I problemi riscontrati dalla funzionalità generatrice di immagini di Gemini, lo strumento di intelligenza artificiale di Google, sono assolutamente inaccettabili.
La critica è arrivata direttamente dall’amministratore delegato del colosso tecnologico, Sundar Pichai, in una nota inviata ai dipendenti.
Come riporta Cnbc, il Ceo avrebbe definito la questione “problematica”, in quanto avrebbe “offeso i nostri utenti creando pregiudizi”.
Google aveva lanciato la funzionalità per la generazione di immagini con l’intelligenza artificiale all’inizio di questo mese, per poi sospenderla temporaneamente la settimana scorsa dopo aver scoperto che creava immagini storiche imprecise.

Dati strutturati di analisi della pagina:
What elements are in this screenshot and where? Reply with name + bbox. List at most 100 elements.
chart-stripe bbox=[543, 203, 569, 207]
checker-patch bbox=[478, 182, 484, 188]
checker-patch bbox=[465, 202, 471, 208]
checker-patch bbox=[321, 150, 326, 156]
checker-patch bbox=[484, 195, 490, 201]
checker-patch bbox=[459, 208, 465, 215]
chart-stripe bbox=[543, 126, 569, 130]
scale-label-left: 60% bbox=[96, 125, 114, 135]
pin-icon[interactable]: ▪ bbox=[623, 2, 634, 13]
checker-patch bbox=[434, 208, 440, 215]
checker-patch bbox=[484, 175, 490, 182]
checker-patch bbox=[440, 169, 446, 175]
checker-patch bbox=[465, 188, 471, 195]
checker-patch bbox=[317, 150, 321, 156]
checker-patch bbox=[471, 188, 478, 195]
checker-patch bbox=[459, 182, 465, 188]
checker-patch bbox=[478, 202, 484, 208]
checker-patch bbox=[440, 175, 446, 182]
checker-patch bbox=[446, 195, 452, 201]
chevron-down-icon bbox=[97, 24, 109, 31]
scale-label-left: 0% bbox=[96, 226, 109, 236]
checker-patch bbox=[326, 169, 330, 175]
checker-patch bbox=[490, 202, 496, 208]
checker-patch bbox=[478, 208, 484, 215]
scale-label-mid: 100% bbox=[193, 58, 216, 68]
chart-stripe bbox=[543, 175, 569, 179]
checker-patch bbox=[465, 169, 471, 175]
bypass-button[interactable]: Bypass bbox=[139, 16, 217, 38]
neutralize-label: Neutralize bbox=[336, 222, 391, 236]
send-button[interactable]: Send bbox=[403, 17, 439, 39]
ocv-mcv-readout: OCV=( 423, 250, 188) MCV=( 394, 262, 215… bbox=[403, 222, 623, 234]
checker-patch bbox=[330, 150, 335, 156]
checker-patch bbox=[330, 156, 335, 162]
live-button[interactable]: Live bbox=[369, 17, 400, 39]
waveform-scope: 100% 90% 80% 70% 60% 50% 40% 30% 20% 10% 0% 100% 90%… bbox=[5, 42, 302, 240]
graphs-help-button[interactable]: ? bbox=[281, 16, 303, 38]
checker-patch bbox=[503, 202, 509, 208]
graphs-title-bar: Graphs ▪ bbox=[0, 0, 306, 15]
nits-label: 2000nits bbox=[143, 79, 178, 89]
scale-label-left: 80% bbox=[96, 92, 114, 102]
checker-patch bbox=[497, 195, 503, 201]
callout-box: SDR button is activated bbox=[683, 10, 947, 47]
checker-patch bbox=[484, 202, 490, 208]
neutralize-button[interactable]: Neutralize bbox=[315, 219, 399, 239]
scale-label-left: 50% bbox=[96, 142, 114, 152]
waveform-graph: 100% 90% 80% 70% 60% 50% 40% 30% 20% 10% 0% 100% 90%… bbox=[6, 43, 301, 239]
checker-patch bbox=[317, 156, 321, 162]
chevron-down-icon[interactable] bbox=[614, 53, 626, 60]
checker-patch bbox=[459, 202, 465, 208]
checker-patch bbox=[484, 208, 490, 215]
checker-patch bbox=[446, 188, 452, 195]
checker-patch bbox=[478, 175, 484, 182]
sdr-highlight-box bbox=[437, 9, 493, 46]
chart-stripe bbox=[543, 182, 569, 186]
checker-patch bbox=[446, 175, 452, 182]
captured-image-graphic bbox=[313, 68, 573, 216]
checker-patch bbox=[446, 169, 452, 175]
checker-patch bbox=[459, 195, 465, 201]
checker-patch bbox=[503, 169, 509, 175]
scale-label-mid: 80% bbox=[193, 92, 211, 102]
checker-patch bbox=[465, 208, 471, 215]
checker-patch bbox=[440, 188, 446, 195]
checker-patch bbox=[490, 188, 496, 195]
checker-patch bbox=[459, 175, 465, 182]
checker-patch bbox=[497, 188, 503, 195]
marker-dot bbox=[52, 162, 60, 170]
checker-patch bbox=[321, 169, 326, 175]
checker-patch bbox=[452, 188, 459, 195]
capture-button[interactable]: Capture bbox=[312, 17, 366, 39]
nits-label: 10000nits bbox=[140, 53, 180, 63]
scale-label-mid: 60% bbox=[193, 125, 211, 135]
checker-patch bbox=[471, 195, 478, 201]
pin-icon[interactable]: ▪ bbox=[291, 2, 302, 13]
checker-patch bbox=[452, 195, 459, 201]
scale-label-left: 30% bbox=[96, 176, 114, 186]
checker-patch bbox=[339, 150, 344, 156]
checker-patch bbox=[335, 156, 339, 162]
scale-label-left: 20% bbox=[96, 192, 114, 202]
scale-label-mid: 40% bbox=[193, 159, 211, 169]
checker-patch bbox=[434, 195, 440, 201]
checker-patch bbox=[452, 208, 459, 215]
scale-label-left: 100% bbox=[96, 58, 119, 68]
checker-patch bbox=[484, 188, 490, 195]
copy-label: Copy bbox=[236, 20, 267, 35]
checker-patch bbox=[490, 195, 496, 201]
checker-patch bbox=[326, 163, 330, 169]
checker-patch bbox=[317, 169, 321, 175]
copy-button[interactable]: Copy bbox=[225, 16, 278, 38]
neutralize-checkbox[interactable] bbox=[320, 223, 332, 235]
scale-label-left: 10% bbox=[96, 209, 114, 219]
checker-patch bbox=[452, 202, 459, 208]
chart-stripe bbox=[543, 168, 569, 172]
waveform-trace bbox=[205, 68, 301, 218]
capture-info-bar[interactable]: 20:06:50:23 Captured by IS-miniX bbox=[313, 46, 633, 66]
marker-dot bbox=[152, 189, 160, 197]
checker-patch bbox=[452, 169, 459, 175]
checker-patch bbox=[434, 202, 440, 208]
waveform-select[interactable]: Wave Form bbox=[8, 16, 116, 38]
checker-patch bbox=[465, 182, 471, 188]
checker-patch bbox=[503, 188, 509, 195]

ATTIVITÀ DA SVOLGERE:
**a)** Indica in che modo Sundar Pichai ha fatto arrivare la sua critica, secondo l'articolo su Gemini.
**b)** Prosegui l'articolo su Gemini partendo dall'ultima frase riportata.
Per rispondere non occorre consultare le voci.

RISULTATI IN ORDINE:
**a)** In una nota inviata ai dipendenti.

**b)**
Tra gli esempi più eclatanti diventati poi virali in tutto il web, vi erano le immagini di soldati nazisti di diverse etnie o dei Padri Fondatori americani di colore, nonché degli stessi co-fondatori di Google.
“So che alcune delle sue risposte hanno offeso i nostri utenti e mostrato pregiudizi: per essere chiari, questo è del tutto inaccettabile e abbiamo sbagliato”, ha dichiarato Pichai rivolgendosi ai dipendenti e sottolineando che “nessuna intelligenza artificiale è perfetta, soprattutto in questa fase emergente dello sviluppo del settore, però sappiamo che per noi l’asticella è alta”.
Nella nota, l’ad ha aggiunto che i vari team stanno lavorando 24 ore su 24 per risolvere i problemi e che la società adotterà d’ora in avanti una chiara serie di azioni e cambiamenti strutturali, con un miglioramento dei processi di lancio, affinché problematiche simili non si verifichino più in futuro.
“Abbiamo sempre cercato di fornire agli utenti informazioni utili, accurate e imparziali sui nostri prodotti”, ha scritto Pichai nella nota.
“Ecco perché la gente si fida.
Questo deve essere il nostro approccio per tutti i nostri prodotti, compresi i nostri prodotti emergenti di intelligenza artificiale”, ha concluso.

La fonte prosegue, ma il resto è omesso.